SUPPLIED DATA.
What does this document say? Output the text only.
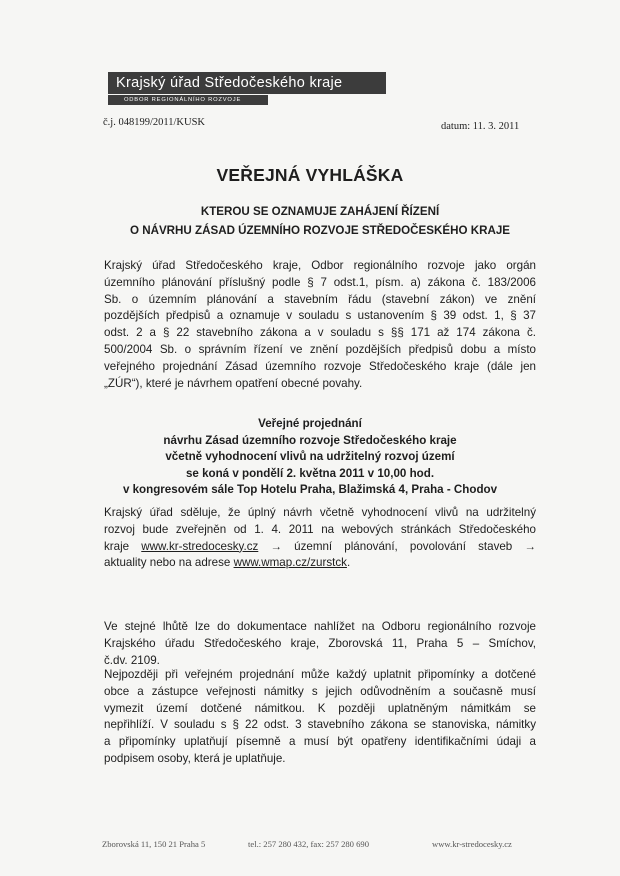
Krajský úřad Středočeského kraje
ODBOR REGIONÁLNÍHO ROZVOJE
č.j. 048199/2011/KUSK	datum: 11. 3. 2011
VEŘEJNÁ VYHLÁŠKA
KTEROU SE OZNAMUJE ZAHÁJENÍ ŘÍZENÍ
O NÁVRHU ZÁSAD ÚZEMNÍHO ROZVOJE STŘEDOČESKÉHO KRAJE
Krajský úřad Středočeského kraje, Odbor regionálního rozvoje jako orgán
územního plánování příslušný podle § 7 odst.1, písm. a) zákona č. 183/2006
Sb. o územním plánování a stavebním řádu (stavební zákon) ve znění
pozdějších předpisů a oznamuje v souladu s ustanovením § 39 odst. 1, § 37
odst. 2 a § 22 stavebního zákona a v souladu s §§ 171 až 174 zákona č.
500/2004 Sb. o správním řízení ve znění pozdějších předpisů dobu a místo
veřejného projednání Zásad územního rozvoje Středočeského kraje (dále jen
„ZÚR“), které je návrhem opatření obecné povahy.
Veřejné projednání
návrhu Zásad územního rozvoje Středočeského kraje
včetně vyhodnocení vlivů na udržitelný rozvoj území
se koná v pondělí 2. května 2011 v 10,00 hod.
v kongresovém sále Top Hotelu Praha, Blažimská 4, Praha - Chodov
Krajský úřad sděluje, že úplný návrh včetně vyhodnocení vlivů na udržitelný
rozvoj bude zveřejněn od 1. 4. 2011 na webových stránkách Středočeského
kraje www.kr-stredocesky.cz → územní plánování, povolování staveb →
aktuality nebo na adrese www.wmap.cz/zurstck.
Ve stejné lhůtě lze do dokumentace nahlížet na Odboru regionálního rozvoje
Krajského úřadu Středočeského kraje, Zborovská 11, Praha 5 – Smíchov,
č.dv. 2109.
Nejpozději při veřejném projednání může každý uplatnit připomínky a dotčené
obce a zástupce veřejnosti námitky s jejich odůvodněním a současně musí
vymezit území dotčené námitkou. K později uplatněným námitkám se
nepřihlíží. V souladu s § 22 odst. 3 stavebního zákona se stanoviska, námitky
a připomínky uplatňují písemně a musí být opatřeny identifikačními údaji a
podpisem osoby, která je uplatňuje.
Zborovská 11, 150 21 Praha 5	tel.: 257 280 432, fax: 257 280 690	www.kr-stredocesky.cz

OBJECTIVE. Repeat the lines above exactly, and keep every picture out.

COMPLETE ANSWER.
What does this document say? Output the text only.
Krajský úřad Středočeského kraje
ODBOR REGIONÁLNÍHO ROZVOJE
č.j. 048199/2011/KUSK	datum: 11. 3. 2011
VEŘEJNÁ VYHLÁŠKA
KTEROU SE OZNAMUJE ZAHÁJENÍ ŘÍZENÍ
O NÁVRHU ZÁSAD ÚZEMNÍHO ROZVOJE STŘEDOČESKÉHO KRAJE
Krajský úřad Středočeského kraje, Odbor regionálního rozvoje jako orgán
územního plánování příslušný podle § 7 odst.1, písm. a) zákona č. 183/2006
Sb. o územním plánování a stavebním řádu (stavební zákon) ve znění
pozdějších předpisů a oznamuje v souladu s ustanovením § 39 odst. 1, § 37
odst. 2 a § 22 stavebního zákona a v souladu s §§ 171 až 174 zákona č.
500/2004 Sb. o správním řízení ve znění pozdějších předpisů dobu a místo
veřejného projednání Zásad územního rozvoje Středočeského kraje (dále jen
„ZÚR“), které je návrhem opatření obecné povahy.
Veřejné projednání
návrhu Zásad územního rozvoje Středočeského kraje
včetně vyhodnocení vlivů na udržitelný rozvoj území
se koná v pondělí 2. května 2011 v 10,00 hod.
v kongresovém sále Top Hotelu Praha, Blažimská 4, Praha - Chodov
Krajský úřad sděluje, že úplný návrh včetně vyhodnocení vlivů na udržitelný
rozvoj bude zveřejněn od 1. 4. 2011 na webových stránkách Středočeského
kraje www.kr-stredocesky.cz → územní plánování, povolování staveb →
aktuality nebo na adrese www.wmap.cz/zurstck.
Ve stejné lhůtě lze do dokumentace nahlížet na Odboru regionálního rozvoje
Krajského úřadu Středočeského kraje, Zborovská 11, Praha 5 – Smíchov,
č.dv. 2109.
Nejpozději při veřejném projednání může každý uplatnit připomínky a dotčené
obce a zástupce veřejnosti námitky s jejich odůvodněním a současně musí
vymezit území dotčené námitkou. K později uplatněným námitkám se
nepřihlíží. V souladu s § 22 odst. 3 stavebního zákona se stanoviska, námitky
a připomínky uplatňují písemně a musí být opatřeny identifikačními údaji a
podpisem osoby, která je uplatňuje.
Zborovská 11, 150 21 Praha 5	tel.: 257 280 432, fax: 257 280 690	www.kr-stredocesky.cz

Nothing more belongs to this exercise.